Testo di partenza
Ma la Sicilia fu collegata alla sorte di Moro anche perché proprio lo stesso giorno della sua morte fu ucciso anche il succitato Peppino Impastato, il comunista di Cinisi reso famoso dal film di Marco Tullio Giordana. Recatosi sul posto, Sorgi trovò i compagni di Impastato in lacrime, a protestare che la sua morte era tutta una messa in scena (infatti, secondo il piano del boss Badalamenti, bisognava far credere che Impastato fosse morto mentre tentava di mettere una bomba). In quell’occasione, Sorgi dovette insistere perché sull’Ora si parlasse anche della morte di quel giovane comunista, riuscendo infine a ottenere qualche decina di righe.
Il libro ripercorre i giorni del sequestro Moro sottolineando la linea di rifiuto del PCI verso qualunque trattativa con le BR. Per inciso, autori piuttosto scomodi come Elisa Santalena, Paolo Persichetti e Marco Clementi hanno notato che, da parte di Berlinguer e di altri dirigenti del PCI, vi furono delle reazioni di una durezza inaspettata alla notizia che, per aver salva la vita, Moro chiedeva esplicitamente nelle sue lettere di trattare con le BR.[3]  
«Moro per noi è morto», disse Berlinguer a un comandante dei carabinieri, il quale ricevette un commento ancora più pesante da parte dell’onorevole Piccoli: «Se dovesse ritornare, per noi sono dolori».

Consegna 1
Traduci in inglese la frase del testo di partenza «Il libro ripercorre i giorni del sequestro Moro sottolineando la linea di rifiuto del PCI verso qualunque trattativa con le BR.»
Consegna 2
Restituisci il brano del testo di partenza compreso tra «Ma la Sicilia» e «decina di righe.», estremi inclusi.

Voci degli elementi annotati
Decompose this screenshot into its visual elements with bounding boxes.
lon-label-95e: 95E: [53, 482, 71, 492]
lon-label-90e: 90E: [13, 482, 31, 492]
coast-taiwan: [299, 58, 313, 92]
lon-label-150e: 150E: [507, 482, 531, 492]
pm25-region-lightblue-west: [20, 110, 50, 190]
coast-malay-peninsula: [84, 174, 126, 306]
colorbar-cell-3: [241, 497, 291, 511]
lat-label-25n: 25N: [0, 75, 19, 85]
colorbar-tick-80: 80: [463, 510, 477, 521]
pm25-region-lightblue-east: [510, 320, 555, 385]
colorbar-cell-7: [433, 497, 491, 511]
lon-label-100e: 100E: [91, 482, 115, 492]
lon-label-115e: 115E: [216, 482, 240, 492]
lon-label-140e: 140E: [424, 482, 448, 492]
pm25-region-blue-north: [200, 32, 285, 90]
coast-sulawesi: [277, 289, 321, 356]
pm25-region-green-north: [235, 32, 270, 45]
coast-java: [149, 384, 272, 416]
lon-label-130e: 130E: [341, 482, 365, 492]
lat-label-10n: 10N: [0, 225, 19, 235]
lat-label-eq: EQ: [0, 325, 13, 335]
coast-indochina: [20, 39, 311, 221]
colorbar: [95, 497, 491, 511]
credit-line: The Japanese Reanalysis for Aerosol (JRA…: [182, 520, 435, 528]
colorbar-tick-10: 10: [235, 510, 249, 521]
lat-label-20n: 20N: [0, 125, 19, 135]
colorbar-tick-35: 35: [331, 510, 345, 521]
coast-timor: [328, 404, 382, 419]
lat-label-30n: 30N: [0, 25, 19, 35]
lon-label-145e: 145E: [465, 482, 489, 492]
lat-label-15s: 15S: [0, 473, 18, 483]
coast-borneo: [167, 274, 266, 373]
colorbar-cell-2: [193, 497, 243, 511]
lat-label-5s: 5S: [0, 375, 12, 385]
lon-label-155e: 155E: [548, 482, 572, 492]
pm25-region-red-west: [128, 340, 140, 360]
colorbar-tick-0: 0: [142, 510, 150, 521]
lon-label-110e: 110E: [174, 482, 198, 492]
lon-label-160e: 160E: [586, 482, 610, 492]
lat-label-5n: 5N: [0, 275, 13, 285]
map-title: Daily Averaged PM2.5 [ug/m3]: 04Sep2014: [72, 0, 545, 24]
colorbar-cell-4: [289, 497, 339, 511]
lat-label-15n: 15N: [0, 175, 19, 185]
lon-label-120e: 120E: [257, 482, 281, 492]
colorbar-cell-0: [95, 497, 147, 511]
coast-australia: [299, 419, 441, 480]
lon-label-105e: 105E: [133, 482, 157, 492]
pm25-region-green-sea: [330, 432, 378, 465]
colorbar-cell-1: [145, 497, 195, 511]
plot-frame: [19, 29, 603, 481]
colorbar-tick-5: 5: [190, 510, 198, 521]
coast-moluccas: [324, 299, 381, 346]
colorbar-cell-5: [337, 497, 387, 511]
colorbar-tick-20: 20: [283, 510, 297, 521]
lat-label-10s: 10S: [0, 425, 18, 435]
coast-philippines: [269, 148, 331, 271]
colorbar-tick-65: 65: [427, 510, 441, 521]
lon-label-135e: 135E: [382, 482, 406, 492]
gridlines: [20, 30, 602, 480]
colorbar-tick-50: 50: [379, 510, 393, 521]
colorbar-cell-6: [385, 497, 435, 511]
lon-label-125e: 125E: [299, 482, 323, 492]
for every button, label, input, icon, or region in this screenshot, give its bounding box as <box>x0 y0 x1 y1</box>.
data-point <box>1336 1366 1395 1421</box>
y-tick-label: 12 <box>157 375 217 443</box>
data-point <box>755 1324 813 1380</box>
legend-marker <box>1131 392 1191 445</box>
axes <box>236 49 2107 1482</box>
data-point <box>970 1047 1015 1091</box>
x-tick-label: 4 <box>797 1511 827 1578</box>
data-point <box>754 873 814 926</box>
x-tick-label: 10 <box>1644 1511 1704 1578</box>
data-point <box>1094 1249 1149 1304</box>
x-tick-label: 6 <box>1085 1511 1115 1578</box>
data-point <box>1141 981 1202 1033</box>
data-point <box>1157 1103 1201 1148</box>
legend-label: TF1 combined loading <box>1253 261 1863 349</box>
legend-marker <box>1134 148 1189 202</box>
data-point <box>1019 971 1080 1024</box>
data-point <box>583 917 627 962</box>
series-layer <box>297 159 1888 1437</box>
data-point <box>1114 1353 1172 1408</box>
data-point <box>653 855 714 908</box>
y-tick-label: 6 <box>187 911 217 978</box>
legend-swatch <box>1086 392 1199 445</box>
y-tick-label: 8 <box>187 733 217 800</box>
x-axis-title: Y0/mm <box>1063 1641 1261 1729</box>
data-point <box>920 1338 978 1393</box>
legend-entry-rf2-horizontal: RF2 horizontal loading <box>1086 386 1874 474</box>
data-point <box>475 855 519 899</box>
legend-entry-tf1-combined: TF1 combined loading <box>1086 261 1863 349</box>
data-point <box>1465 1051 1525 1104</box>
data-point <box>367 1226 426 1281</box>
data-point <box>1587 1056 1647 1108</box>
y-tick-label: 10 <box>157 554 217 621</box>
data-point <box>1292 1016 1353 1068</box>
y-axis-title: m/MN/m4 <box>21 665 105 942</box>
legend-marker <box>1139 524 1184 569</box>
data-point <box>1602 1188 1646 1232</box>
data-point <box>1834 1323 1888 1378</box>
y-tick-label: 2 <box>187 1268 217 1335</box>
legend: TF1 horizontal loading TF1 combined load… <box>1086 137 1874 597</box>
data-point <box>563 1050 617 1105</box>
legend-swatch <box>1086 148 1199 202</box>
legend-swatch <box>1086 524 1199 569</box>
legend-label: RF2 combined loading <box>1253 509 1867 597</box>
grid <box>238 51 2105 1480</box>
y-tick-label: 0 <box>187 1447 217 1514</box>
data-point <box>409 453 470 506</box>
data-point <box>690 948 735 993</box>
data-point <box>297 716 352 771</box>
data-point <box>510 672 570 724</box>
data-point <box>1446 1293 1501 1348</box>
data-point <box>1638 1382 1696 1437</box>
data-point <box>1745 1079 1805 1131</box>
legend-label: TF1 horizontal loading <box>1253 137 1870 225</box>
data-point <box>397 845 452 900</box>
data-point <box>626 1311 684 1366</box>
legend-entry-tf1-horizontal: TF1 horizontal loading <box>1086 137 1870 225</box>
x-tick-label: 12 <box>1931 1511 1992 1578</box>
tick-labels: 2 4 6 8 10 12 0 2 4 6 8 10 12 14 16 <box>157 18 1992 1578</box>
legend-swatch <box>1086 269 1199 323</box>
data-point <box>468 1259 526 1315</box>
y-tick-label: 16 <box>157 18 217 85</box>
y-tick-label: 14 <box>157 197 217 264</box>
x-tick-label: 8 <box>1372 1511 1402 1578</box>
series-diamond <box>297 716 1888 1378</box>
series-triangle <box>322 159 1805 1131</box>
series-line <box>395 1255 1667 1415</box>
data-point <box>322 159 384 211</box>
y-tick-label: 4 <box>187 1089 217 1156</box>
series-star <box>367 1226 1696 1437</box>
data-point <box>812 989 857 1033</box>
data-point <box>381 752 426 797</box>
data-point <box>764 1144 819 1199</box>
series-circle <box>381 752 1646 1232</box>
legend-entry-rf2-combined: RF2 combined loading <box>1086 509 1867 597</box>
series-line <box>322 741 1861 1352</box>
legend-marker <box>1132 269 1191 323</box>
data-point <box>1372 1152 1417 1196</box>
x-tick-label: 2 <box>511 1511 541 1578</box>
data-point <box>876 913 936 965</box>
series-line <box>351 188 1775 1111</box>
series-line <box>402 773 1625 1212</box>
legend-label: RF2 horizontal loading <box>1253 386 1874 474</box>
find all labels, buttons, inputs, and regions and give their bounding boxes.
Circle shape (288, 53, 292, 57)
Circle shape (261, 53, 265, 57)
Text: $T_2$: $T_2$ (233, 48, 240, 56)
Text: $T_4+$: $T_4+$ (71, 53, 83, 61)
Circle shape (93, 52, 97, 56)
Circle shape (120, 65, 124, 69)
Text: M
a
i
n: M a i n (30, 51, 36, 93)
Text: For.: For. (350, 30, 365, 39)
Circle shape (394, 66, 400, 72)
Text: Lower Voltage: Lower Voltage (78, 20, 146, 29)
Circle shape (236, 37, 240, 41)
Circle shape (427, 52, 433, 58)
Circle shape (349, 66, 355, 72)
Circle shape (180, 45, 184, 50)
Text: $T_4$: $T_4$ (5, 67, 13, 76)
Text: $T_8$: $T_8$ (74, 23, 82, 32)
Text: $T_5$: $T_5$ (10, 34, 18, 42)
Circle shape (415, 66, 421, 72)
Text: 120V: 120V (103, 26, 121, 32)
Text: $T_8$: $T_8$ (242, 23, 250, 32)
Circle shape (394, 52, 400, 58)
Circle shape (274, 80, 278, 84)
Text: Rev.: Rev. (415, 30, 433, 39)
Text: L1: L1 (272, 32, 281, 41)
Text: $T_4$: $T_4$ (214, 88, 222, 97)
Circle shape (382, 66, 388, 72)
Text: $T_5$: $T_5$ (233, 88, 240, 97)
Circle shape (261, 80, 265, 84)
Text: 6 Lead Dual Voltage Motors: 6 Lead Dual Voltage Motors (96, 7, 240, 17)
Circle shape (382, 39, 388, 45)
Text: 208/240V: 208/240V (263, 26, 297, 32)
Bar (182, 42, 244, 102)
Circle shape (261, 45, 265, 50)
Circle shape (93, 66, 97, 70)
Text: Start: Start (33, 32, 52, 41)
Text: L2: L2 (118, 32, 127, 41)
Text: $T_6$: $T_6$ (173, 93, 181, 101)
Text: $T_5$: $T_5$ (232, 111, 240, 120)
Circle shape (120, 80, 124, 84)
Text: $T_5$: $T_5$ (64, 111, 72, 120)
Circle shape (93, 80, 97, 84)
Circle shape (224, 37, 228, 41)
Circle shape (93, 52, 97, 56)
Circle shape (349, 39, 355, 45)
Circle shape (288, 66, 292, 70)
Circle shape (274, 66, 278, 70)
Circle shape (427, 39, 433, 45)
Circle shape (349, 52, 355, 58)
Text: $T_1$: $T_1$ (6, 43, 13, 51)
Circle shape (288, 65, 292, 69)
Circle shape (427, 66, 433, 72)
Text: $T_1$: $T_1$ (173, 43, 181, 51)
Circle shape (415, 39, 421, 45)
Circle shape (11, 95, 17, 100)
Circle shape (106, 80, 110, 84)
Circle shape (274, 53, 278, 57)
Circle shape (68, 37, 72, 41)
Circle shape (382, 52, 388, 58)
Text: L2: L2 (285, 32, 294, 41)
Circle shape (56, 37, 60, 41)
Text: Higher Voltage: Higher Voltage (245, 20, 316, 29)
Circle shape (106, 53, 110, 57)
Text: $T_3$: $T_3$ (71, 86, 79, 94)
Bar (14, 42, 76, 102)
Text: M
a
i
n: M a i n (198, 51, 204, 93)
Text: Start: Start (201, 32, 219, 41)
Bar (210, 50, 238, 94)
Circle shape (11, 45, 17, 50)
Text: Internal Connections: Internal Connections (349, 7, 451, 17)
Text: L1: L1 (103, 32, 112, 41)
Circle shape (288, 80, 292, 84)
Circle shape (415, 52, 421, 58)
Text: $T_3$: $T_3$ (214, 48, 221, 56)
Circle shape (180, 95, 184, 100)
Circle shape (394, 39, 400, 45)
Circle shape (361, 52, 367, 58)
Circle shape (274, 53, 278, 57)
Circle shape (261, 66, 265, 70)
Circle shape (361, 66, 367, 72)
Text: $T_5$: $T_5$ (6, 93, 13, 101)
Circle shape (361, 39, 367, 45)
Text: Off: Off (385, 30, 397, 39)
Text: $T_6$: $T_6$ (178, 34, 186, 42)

Soluzione 1
The book retraces the days of the Moro kidnapping, emphasizing the PCI's stance of rejecting any negotiation whatsoever with the BR.

Soluzione 2
Ma la Sicilia fu collegata alla sorte di Moro anche perché proprio lo stesso giorno della sua morte fu ucciso anche il succitato Peppino Impastato, il comunista di Cinisi reso famoso dal film di Marco Tullio Giordana. Recatosi sul posto, Sorgi trovò i compagni di Impastato in lacrime, a protestare che la sua morte era tutta una messa in scena (infatti, secondo il piano del boss Badalamenti, bisognava far credere che Impastato fosse morto mentre tentava di mettere una bomba). In quell’occasione, Sorgi dovette insistere perché sull’Ora si parlasse anche della morte di quel giovane comunista, riuscendo infine a ottenere qualche decina di righe.